→ What you have to do:
Begin at the line with "Enumerate this screenshot's" and output every line through the end of the records, exactly as given. Omit pictures.

→ Exercise material:
==========

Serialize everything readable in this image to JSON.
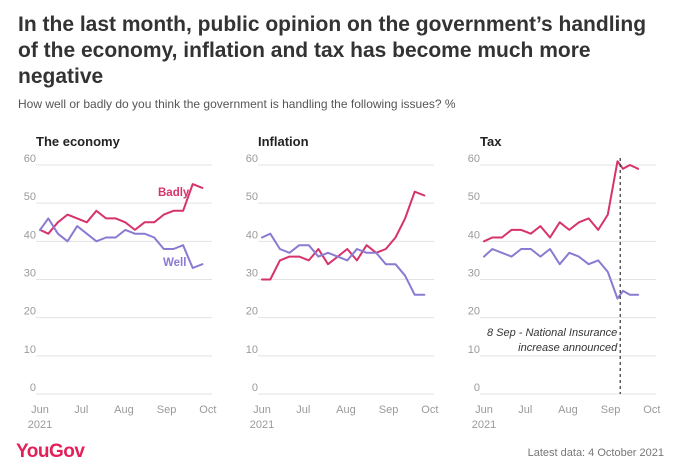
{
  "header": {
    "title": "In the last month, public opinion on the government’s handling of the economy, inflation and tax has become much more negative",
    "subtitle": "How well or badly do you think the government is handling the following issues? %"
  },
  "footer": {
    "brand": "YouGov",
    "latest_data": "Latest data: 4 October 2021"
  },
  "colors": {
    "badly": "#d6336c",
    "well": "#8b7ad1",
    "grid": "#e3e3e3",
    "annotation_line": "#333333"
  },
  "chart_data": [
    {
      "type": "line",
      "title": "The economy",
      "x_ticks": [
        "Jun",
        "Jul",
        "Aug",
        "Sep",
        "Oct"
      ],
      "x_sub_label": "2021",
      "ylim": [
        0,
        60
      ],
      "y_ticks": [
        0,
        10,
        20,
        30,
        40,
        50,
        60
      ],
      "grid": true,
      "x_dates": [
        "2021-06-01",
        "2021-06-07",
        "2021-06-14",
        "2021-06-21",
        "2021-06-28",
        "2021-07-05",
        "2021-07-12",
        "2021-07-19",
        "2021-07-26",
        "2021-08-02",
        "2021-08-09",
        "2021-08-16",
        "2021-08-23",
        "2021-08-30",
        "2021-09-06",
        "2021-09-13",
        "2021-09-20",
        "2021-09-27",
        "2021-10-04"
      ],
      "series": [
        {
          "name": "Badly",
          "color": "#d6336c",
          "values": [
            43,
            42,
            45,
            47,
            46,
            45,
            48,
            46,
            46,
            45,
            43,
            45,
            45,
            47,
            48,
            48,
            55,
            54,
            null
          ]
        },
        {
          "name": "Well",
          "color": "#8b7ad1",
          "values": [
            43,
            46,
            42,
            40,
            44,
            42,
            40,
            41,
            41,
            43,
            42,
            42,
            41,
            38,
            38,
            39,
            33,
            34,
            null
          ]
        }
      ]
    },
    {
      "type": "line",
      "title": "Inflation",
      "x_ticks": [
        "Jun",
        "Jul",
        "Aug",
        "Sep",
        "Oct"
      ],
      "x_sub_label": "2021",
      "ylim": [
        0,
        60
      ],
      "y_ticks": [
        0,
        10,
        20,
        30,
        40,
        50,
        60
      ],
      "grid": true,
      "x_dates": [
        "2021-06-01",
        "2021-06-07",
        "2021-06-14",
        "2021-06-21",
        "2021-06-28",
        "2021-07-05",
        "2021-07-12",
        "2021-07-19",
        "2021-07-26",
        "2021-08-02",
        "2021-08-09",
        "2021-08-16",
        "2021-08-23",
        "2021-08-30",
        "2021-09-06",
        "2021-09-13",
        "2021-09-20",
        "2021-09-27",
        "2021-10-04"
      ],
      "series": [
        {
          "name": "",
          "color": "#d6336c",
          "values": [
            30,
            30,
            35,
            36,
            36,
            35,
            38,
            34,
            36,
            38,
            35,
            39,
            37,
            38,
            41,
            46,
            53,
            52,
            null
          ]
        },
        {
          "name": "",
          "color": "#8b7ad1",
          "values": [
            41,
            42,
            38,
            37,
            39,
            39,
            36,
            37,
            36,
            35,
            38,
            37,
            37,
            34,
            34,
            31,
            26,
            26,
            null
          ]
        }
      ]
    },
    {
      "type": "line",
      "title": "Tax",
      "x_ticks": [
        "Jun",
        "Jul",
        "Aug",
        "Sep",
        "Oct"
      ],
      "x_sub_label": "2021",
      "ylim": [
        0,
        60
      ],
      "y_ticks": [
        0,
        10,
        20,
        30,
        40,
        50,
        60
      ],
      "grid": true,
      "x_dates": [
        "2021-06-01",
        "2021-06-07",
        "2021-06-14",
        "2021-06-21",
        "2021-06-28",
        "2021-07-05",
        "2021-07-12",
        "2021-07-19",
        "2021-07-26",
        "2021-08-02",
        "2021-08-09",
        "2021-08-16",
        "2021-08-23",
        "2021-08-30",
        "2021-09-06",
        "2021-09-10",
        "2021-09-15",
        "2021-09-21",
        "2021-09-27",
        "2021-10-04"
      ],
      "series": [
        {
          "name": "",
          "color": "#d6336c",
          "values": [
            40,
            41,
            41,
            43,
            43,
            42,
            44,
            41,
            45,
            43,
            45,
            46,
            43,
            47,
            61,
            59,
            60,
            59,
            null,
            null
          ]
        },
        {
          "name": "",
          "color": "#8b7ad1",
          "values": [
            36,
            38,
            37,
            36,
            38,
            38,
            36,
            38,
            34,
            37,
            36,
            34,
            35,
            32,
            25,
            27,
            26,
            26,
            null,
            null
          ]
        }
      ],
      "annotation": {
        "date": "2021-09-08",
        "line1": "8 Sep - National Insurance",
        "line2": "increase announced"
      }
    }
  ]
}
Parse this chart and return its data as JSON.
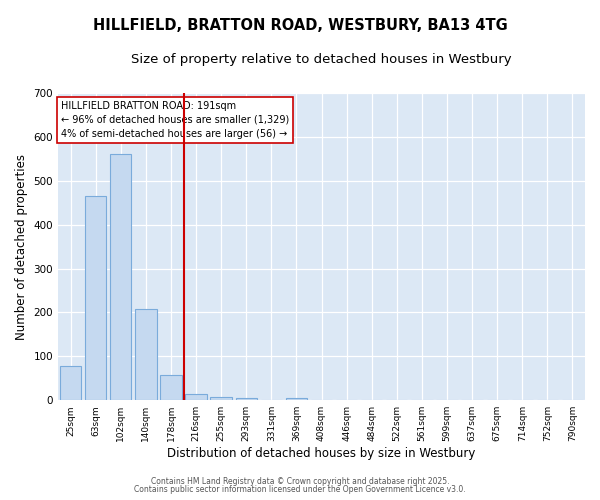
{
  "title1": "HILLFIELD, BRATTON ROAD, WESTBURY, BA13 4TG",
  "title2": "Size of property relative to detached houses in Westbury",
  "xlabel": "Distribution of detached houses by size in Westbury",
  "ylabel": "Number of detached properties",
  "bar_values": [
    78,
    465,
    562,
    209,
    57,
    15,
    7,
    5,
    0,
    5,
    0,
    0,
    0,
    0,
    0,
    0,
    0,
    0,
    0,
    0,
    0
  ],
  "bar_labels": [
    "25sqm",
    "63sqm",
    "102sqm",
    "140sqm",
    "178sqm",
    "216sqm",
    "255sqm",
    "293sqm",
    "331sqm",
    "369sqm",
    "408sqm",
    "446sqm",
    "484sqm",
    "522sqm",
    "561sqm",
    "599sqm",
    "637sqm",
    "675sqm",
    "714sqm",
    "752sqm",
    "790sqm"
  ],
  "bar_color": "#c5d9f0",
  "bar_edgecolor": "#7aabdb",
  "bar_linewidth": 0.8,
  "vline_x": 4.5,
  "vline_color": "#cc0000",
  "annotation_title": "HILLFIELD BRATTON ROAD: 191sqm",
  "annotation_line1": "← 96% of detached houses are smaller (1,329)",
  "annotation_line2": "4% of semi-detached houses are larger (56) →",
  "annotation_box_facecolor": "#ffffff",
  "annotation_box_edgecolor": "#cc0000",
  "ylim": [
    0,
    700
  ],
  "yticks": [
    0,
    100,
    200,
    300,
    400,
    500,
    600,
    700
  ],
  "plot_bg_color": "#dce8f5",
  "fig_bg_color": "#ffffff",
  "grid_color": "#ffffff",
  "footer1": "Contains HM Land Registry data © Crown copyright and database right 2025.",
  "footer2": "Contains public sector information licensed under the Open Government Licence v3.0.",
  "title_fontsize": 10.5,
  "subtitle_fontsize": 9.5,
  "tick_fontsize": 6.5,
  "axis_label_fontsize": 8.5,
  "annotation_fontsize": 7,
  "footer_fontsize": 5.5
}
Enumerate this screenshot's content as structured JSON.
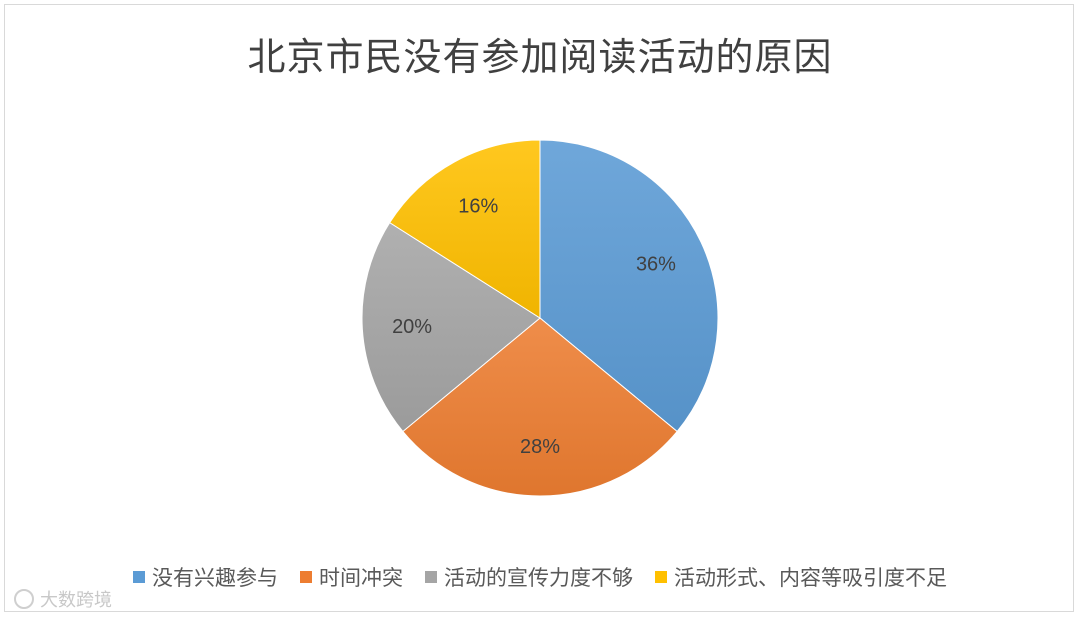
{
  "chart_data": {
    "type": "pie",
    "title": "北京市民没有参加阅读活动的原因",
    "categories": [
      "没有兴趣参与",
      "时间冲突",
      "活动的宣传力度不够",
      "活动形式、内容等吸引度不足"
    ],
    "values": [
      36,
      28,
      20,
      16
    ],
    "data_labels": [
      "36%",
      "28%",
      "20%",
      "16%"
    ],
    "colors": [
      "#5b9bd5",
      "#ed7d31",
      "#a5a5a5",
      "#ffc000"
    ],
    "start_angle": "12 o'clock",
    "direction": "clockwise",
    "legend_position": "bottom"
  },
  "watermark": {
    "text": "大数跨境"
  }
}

==========

→ Exercise solution:
Enumerate this screenshot's content as structured JSON.
{
  "chart_data": {
    "type": "pie",
    "title": "北京市民没有参加阅读活动的原因",
    "categories": [
      "没有兴趣参与",
      "时间冲突",
      "活动的宣传力度不够",
      "活动形式、内容等吸引度不足"
    ],
    "values": [
      36,
      28,
      20,
      16
    ],
    "data_labels": [
      "36%",
      "28%",
      "20%",
      "16%"
    ],
    "colors": [
      "#5b9bd5",
      "#ed7d31",
      "#a5a5a5",
      "#ffc000"
    ],
    "start_angle": "12 o'clock",
    "direction": "clockwise",
    "legend_position": "bottom"
  },
  "watermark": {
    "text": "大数跨境"
  }
}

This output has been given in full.